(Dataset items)

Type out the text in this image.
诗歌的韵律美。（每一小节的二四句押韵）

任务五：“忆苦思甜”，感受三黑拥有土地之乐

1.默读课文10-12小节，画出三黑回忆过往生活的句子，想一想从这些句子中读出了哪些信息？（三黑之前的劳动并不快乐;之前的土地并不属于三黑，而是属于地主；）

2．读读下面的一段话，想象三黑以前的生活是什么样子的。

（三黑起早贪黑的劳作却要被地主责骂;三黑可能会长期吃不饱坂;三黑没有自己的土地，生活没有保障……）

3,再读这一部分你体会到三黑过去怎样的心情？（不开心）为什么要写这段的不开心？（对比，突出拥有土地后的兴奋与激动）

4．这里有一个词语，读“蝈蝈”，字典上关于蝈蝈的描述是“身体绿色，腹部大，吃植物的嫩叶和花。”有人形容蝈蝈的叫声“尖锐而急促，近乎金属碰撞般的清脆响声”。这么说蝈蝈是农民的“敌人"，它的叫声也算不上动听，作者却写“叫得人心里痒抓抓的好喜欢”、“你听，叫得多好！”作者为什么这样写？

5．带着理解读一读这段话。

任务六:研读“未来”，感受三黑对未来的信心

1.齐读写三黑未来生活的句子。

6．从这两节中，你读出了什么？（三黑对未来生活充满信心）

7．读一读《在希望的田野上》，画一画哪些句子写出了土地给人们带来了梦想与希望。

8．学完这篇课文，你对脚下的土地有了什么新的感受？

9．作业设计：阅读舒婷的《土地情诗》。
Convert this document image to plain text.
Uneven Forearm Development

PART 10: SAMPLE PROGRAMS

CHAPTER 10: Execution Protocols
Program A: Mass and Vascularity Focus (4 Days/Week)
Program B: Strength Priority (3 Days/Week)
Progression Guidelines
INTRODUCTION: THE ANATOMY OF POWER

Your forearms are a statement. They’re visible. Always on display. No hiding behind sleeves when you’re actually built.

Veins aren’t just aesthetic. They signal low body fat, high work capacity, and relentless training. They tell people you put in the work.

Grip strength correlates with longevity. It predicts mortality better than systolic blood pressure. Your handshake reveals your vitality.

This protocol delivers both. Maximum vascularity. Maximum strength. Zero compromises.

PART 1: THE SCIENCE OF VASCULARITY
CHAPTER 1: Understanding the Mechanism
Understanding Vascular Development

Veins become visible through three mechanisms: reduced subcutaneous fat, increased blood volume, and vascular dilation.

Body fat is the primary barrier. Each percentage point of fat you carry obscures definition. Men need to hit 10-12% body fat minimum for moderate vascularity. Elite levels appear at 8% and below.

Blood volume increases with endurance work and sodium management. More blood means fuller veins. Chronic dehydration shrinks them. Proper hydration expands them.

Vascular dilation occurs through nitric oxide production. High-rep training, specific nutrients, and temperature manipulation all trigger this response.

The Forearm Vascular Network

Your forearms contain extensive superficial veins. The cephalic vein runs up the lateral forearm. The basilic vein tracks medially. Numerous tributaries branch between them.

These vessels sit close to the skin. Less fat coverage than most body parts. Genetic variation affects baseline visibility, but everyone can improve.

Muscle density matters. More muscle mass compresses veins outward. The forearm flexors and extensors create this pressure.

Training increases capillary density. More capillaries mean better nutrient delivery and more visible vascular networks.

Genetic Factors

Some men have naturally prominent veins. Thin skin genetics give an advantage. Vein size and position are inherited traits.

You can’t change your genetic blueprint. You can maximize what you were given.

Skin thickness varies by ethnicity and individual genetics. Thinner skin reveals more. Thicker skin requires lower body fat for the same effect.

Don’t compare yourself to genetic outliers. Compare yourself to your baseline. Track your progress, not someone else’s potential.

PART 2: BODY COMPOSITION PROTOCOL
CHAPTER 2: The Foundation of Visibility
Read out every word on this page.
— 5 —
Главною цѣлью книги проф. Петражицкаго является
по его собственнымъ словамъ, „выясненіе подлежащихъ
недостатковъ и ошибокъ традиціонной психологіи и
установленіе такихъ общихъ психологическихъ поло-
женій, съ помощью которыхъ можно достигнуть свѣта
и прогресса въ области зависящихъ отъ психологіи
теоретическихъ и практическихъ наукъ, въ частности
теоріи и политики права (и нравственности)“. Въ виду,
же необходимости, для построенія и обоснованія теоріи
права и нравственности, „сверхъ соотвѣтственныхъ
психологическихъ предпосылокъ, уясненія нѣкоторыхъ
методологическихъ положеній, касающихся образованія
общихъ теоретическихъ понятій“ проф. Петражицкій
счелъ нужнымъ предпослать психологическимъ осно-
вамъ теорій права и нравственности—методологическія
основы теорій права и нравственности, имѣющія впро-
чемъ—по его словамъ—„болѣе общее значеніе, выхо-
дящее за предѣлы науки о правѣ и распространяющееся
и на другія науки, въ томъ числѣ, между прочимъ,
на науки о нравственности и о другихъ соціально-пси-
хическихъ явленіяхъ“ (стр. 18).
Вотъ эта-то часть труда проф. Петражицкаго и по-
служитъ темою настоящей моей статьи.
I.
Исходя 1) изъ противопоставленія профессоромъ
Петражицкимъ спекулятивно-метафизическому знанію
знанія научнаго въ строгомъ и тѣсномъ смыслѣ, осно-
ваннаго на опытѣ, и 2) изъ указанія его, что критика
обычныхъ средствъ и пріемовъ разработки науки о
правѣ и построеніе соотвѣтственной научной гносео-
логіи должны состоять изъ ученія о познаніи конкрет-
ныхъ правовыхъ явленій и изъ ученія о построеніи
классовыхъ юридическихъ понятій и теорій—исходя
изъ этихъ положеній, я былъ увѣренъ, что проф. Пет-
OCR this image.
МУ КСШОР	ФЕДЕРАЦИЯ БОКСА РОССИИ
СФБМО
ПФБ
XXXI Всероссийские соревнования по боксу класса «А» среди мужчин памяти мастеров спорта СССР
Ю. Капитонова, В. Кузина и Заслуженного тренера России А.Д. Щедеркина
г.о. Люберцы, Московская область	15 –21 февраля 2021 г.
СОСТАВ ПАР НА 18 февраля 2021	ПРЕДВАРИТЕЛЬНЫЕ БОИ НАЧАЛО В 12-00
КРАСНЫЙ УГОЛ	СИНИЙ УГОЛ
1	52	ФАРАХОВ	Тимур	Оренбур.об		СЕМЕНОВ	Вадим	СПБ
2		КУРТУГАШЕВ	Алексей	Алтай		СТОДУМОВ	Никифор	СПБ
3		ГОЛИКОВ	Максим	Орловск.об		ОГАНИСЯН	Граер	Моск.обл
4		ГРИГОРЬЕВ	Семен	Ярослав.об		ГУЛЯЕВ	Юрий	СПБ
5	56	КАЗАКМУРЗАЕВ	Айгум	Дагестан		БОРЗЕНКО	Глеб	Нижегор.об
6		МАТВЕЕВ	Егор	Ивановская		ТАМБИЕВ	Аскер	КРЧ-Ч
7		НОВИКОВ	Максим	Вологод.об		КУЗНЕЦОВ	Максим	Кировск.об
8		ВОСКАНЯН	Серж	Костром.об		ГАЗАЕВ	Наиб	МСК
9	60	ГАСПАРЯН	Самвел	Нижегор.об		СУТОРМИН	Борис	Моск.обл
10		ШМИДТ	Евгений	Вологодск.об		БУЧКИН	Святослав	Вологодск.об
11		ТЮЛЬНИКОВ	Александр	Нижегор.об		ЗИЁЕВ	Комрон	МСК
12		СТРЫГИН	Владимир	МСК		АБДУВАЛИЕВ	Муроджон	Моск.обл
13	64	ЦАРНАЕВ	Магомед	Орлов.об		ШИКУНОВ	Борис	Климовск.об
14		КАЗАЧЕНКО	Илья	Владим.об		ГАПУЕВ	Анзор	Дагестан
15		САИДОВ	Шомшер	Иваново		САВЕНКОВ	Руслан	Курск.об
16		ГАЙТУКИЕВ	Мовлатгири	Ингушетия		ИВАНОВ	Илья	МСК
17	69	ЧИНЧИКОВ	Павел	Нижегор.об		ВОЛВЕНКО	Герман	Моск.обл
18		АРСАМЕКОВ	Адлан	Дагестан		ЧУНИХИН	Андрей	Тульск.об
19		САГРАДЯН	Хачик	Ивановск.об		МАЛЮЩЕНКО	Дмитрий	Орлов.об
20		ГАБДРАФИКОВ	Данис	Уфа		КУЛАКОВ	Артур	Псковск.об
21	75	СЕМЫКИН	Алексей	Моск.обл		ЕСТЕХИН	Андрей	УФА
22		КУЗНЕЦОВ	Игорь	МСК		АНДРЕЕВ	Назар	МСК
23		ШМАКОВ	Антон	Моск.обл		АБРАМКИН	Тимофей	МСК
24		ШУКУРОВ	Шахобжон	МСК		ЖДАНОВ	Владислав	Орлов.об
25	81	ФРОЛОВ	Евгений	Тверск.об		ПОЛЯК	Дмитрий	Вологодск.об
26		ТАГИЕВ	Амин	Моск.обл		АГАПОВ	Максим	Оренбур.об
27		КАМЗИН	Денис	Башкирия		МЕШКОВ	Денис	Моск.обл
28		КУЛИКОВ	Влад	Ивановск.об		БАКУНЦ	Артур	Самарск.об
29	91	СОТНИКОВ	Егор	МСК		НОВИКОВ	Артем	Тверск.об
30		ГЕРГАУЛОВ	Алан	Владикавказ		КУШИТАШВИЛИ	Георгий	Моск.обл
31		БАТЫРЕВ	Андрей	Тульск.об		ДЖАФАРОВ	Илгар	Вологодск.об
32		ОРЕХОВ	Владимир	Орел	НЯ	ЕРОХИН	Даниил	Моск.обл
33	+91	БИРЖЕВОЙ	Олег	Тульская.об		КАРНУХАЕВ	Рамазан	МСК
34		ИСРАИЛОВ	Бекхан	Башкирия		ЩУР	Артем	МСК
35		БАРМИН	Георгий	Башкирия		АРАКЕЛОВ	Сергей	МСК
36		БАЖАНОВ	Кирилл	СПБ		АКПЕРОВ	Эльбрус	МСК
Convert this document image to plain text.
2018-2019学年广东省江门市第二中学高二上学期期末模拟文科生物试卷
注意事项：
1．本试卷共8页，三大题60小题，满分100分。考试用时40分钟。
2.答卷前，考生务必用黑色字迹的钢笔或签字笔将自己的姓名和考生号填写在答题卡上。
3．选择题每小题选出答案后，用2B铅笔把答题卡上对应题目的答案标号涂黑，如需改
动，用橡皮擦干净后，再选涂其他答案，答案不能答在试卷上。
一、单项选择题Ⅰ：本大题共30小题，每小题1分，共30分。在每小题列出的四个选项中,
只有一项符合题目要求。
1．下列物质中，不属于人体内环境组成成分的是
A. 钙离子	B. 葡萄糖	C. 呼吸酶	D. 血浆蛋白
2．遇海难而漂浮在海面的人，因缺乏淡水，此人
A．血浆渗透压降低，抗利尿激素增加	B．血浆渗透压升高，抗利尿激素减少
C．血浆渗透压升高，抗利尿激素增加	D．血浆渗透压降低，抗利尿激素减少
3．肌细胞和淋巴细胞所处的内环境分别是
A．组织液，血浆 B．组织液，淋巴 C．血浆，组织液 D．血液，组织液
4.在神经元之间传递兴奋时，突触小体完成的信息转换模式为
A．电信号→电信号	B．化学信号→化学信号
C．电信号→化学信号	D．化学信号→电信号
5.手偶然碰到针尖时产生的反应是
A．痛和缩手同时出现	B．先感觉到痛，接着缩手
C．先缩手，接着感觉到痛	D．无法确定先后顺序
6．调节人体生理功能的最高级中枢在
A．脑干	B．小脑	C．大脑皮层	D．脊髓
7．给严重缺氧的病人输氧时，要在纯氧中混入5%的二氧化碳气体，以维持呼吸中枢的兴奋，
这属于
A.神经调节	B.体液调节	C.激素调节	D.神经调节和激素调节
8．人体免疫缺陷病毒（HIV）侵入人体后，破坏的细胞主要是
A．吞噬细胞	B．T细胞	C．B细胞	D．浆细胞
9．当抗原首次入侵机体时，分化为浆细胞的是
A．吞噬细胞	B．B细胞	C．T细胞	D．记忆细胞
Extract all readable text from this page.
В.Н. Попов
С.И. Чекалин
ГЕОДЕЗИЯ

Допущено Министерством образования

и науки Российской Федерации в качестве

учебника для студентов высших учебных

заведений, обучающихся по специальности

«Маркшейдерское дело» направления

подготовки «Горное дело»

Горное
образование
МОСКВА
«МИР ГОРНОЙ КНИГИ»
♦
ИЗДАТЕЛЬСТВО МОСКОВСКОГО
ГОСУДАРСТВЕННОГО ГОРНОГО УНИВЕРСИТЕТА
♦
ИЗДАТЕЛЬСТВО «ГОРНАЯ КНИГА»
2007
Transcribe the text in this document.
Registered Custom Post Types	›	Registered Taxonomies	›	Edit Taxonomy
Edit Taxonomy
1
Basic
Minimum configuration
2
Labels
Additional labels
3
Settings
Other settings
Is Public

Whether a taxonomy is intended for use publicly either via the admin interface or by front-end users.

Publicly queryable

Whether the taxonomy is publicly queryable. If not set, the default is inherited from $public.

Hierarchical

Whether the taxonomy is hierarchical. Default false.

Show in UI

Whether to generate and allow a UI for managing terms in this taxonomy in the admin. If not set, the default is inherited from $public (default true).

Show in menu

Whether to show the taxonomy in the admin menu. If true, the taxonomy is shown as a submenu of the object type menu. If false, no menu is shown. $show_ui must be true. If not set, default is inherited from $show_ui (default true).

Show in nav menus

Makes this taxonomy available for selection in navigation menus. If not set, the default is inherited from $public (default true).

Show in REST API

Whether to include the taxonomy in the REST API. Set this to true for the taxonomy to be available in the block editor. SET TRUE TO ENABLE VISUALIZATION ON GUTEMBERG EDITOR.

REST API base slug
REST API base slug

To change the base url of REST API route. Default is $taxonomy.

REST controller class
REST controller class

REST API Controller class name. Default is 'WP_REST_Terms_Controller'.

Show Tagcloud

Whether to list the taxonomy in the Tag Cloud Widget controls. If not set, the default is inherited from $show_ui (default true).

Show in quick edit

*TASK STATEMENT*
Report how many lines in the records above contain the word "dilation", giving only the number.

*ANSWER TO THE PROBLEM*
2